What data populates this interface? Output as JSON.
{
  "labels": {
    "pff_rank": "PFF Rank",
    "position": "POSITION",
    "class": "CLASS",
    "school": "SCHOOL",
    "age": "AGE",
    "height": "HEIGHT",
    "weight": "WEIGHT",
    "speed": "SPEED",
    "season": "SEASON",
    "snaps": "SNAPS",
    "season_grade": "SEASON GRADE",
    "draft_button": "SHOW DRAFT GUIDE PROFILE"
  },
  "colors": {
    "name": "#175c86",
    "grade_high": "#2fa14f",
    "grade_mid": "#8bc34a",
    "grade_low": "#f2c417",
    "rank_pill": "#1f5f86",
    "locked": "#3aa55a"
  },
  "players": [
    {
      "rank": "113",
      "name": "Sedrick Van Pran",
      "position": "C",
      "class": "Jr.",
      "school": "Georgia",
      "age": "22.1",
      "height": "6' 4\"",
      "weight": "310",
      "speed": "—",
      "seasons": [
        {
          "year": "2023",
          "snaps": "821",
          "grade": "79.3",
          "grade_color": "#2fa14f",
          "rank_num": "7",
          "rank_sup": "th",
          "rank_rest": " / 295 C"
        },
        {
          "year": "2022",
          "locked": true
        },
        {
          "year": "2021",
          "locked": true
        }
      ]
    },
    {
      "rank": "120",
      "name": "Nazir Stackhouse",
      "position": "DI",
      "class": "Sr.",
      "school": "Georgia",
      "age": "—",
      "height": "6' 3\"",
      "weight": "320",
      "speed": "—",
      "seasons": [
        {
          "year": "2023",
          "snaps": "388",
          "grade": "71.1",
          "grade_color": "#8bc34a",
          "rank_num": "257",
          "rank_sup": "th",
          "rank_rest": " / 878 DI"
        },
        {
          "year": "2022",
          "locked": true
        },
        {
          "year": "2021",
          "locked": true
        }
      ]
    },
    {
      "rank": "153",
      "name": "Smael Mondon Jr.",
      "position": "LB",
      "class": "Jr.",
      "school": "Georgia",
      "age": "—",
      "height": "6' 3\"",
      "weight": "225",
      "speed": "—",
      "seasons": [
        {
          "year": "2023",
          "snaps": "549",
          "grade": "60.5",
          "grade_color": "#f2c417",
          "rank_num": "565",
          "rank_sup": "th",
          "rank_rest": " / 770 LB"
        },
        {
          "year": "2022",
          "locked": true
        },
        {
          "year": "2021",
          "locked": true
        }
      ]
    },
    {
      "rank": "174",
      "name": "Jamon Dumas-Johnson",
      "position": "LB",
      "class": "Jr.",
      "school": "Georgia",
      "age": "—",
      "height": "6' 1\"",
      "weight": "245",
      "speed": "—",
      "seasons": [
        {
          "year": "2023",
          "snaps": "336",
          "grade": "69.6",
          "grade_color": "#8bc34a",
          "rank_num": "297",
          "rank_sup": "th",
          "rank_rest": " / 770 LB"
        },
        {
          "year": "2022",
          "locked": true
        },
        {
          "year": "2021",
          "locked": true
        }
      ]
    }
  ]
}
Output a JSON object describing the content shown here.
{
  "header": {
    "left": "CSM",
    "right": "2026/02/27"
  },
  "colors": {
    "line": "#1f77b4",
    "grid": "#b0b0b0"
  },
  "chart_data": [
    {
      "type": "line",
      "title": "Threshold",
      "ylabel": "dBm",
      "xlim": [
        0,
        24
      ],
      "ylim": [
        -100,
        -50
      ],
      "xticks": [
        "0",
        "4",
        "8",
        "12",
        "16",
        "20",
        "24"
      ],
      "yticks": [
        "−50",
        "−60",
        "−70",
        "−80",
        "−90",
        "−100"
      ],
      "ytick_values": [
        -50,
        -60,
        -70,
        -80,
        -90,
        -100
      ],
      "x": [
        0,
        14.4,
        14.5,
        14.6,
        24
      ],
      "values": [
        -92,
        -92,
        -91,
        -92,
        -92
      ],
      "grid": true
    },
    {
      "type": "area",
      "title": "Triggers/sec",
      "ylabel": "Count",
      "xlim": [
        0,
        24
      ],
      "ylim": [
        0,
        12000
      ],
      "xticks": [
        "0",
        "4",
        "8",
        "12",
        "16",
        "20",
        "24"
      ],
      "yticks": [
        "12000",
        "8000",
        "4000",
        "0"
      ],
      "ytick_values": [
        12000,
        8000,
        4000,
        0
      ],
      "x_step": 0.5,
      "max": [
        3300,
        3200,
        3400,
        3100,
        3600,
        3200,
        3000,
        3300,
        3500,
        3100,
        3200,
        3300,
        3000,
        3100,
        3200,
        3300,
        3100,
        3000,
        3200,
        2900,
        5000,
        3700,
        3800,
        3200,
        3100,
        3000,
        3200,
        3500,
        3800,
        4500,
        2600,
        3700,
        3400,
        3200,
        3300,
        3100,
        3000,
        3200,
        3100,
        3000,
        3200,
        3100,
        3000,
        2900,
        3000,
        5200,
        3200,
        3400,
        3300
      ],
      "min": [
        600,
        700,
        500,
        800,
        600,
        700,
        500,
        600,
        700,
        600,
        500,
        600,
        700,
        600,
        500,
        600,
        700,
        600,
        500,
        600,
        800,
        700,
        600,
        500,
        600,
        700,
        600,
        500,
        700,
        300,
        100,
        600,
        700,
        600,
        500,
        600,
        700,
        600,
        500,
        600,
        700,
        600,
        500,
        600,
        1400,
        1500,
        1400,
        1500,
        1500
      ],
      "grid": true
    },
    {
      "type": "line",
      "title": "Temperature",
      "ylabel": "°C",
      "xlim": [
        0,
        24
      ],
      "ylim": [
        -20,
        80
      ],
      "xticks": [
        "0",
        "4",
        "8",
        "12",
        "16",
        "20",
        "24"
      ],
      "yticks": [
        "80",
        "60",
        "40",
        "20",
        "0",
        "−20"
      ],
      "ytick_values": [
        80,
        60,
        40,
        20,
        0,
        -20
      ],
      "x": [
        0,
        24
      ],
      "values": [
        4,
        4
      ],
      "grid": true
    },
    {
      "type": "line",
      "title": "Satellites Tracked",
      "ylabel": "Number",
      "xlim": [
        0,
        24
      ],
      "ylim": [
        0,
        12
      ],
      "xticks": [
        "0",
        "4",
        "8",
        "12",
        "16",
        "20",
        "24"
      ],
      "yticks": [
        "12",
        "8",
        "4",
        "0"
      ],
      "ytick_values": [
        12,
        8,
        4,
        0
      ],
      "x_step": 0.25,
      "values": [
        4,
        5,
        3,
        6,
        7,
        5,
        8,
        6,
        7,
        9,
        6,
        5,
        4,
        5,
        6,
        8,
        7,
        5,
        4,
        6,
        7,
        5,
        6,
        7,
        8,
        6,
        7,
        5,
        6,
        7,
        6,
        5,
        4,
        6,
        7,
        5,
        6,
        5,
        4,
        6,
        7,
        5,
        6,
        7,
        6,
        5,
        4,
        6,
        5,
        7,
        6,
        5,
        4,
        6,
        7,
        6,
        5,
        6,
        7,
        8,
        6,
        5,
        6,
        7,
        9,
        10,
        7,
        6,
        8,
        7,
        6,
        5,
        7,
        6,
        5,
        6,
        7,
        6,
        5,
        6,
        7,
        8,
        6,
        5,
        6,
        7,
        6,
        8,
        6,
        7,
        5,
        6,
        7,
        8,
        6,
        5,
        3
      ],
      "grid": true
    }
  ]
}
* * * * * * * * *
Exercise:
Reproduce each line verbatim.

Written response:
What data populates this interface? Output as JSON.
{
  "labels": {
    "pff_rank": "PFF Rank",
    "position": "POSITION",
    "class": "CLASS",
    "school": "SCHOOL",
    "age": "AGE",
    "height": "HEIGHT",
    "weight": "WEIGHT",
    "speed": "SPEED",
    "season": "SEASON",
    "snaps": "SNAPS",
    "season_grade": "SEASON GRADE",
    "draft_button": "SHOW DRAFT GUIDE PROFILE"
  },
  "colors": {
    "name": "#175c86",
    "grade_high": "#2fa14f",
    "grade_mid": "#8bc34a",
    "grade_low": "#f2c417",
    "rank_pill": "#1f5f86",
    "locked": "#3aa55a"
  },
  "players": [
    {
      "rank": "113",
      "name": "Sedrick Van Pran",
      "position": "C",
      "class": "Jr.",
      "school": "Georgia",
      "age": "22.1",
      "height": "6' 4\"",
      "weight": "310",
      "speed": "—",
      "seasons": [
        {
          "year": "2023",
          "snaps": "821",
          "grade": "79.3",
          "grade_color": "#2fa14f",
          "rank_num": "7",
          "rank_sup": "th",
          "rank_rest": " / 295 C"
        },
        {
          "year": "2022",
          "locked": true
        },
        {
          "year": "2021",
          "locked": true
        }
      ]
    },
    {
      "rank": "120",
      "name": "Nazir Stackhouse",
      "position": "DI",
      "class": "Sr.",
      "school": "Georgia",
      "age": "—",
      "height": "6' 3\"",
      "weight": "320",
      "speed": "—",
      "seasons": [
        {
          "year": "2023",
          "snaps": "388",
          "grade": "71.1",
          "grade_color": "#8bc34a",
          "rank_num": "257",
          "rank_sup": "th",
          "rank_rest": " / 878 DI"
        },
        {
          "year": "2022",
          "locked": true
        },
        {
          "year": "2021",
          "locked": true
        }
      ]
    },
    {
      "rank": "153",
      "name": "Smael Mondon Jr.",
      "position": "LB",
      "class": "Jr.",
      "school": "Georgia",
      "age": "—",
      "height": "6' 3\"",
      "weight": "225",
      "speed": "—",
      "seasons": [
        {
          "year": "2023",
          "snaps": "549",
          "grade": "60.5",
          "grade_color": "#f2c417",
          "rank_num": "565",
          "rank_sup": "th",
          "rank_rest": " / 770 LB"
        },
        {
          "year": "2022",
          "locked": true
        },
        {
          "year": "2021",
          "locked": true
        }
      ]
    },
    {
      "rank": "174",
      "name": "Jamon Dumas-Johnson",
      "position": "LB",
      "class": "Jr.",
      "school": "Georgia",
      "age": "—",
      "height": "6' 1\"",
      "weight": "245",
      "speed": "—",
      "seasons": [
        {
          "year": "2023",
          "snaps": "336",
          "grade": "69.6",
          "grade_color": "#8bc34a",
          "rank_num": "297",
          "rank_sup": "th",
          "rank_rest": " / 770 LB"
        },
        {
          "year": "2022",
          "locked": true
        },
        {
          "year": "2021",
          "locked": true
        }
      ]
    }
  ]
}
Output a JSON object describing the content shown here.
{
  "header": {
    "left": "CSM",
    "right": "2026/02/27"
  },
  "colors": {
    "line": "#1f77b4",
    "grid": "#b0b0b0"
  },
  "chart_data": [
    {
      "type": "line",
      "title": "Threshold",
      "ylabel": "dBm",
      "xlim": [
        0,
        24
      ],
      "ylim": [
        -100,
        -50
      ],
      "xticks": [
        "0",
        "4",
        "8",
        "12",
        "16",
        "20",
        "24"
      ],
      "yticks": [
        "−50",
        "−60",
        "−70",
        "−80",
        "−90",
        "−100"
      ],
      "ytick_values": [
        -50,
        -60,
        -70,
        -80,
        -90,
        -100
      ],
      "x": [
        0,
        14.4,
        14.5,
        14.6,
        24
      ],
      "values": [
        -92,
        -92,
        -91,
        -92,
        -92
      ],
      "grid": true
    },
    {
      "type": "area",
      "title": "Triggers/sec",
      "ylabel": "Count",
      "xlim": [
        0,
        24
      ],
      "ylim": [
        0,
        12000
      ],
      "xticks": [
        "0",
        "4",
        "8",
        "12",
        "16",
        "20",
        "24"
      ],
      "yticks": [
        "12000",
        "8000",
        "4000",
        "0"
      ],
      "ytick_values": [
        12000,
        8000,
        4000,
        0
      ],
      "x_step": 0.5,
      "max": [
        3300,
        3200,
        3400,
        3100,
        3600,
        3200,
        3000,
        3300,
        3500,
        3100,
        3200,
        3300,
        3000,
        3100,
        3200,
        3300,
        3100,
        3000,
        3200,
        2900,
        5000,
        3700,
        3800,
        3200,
        3100,
        3000,
        3200,
        3500,
        3800,
        4500,
        2600,
        3700,
        3400,
        3200,
        3300,
        3100,
        3000,
        3200,
        3100,
        3000,
        3200,
        3100,
        3000,
        2900,
        3000,
        5200,
        3200,
        3400,
        3300
      ],
      "min": [
        600,
        700,
        500,
        800,
        600,
        700,
        500,
        600,
        700,
        600,
        500,
        600,
        700,
        600,
        500,
        600,
        700,
        600,
        500,
        600,
        800,
        700,
        600,
        500,
        600,
        700,
        600,
        500,
        700,
        300,
        100,
        600,
        700,
        600,
        500,
        600,
        700,
        600,
        500,
        600,
        700,
        600,
        500,
        600,
        1400,
        1500,
        1400,
        1500,
        1500
      ],
      "grid": true
    },
    {
      "type": "line",
      "title": "Temperature",
      "ylabel": "°C",
      "xlim": [
        0,
        24
      ],
      "ylim": [
        -20,
        80
      ],
      "xticks": [
        "0",
        "4",
        "8",
        "12",
        "16",
        "20",
        "24"
      ],
      "yticks": [
        "80",
        "60",
        "40",
        "20",
        "0",
        "−20"
      ],
      "ytick_values": [
        80,
        60,
        40,
        20,
        0,
        -20
      ],
      "x": [
        0,
        24
      ],
      "values": [
        4,
        4
      ],
      "grid": true
    },
    {
      "type": "line",
      "title": "Satellites Tracked",
      "ylabel": "Number",
      "xlim": [
        0,
        24
      ],
      "ylim": [
        0,
        12
      ],
      "xticks": [
        "0",
        "4",
        "8",
        "12",
        "16",
        "20",
        "24"
      ],
      "yticks": [
        "12",
        "8",
        "4",
        "0"
      ],
      "ytick_values": [
        12,
        8,
        4,
        0
      ],
      "x_step": 0.25,
      "values": [
        4,
        5,
        3,
        6,
        7,
        5,
        8,
        6,
        7,
        9,
        6,
        5,
        4,
        5,
        6,
        8,
        7,
        5,
        4,
        6,
        7,
        5,
        6,
        7,
        8,
        6,
        7,
        5,
        6,
        7,
        6,
        5,
        4,
        6,
        7,
        5,
        6,
        5,
        4,
        6,
        7,
        5,
        6,
        7,
        6,
        5,
        4,
        6,
        5,
        7,
        6,
        5,
        4,
        6,
        7,
        6,
        5,
        6,
        7,
        8,
        6,
        5,
        6,
        7,
        9,
        10,
        7,
        6,
        8,
        7,
        6,
        5,
        7,
        6,
        5,
        6,
        7,
        6,
        5,
        6,
        7,
        8,
        6,
        5,
        6,
        7,
        6,
        8,
        6,
        7,
        5,
        6,
        7,
        8,
        6,
        5,
        3
      ],
      "grid": true
    }
  ]
}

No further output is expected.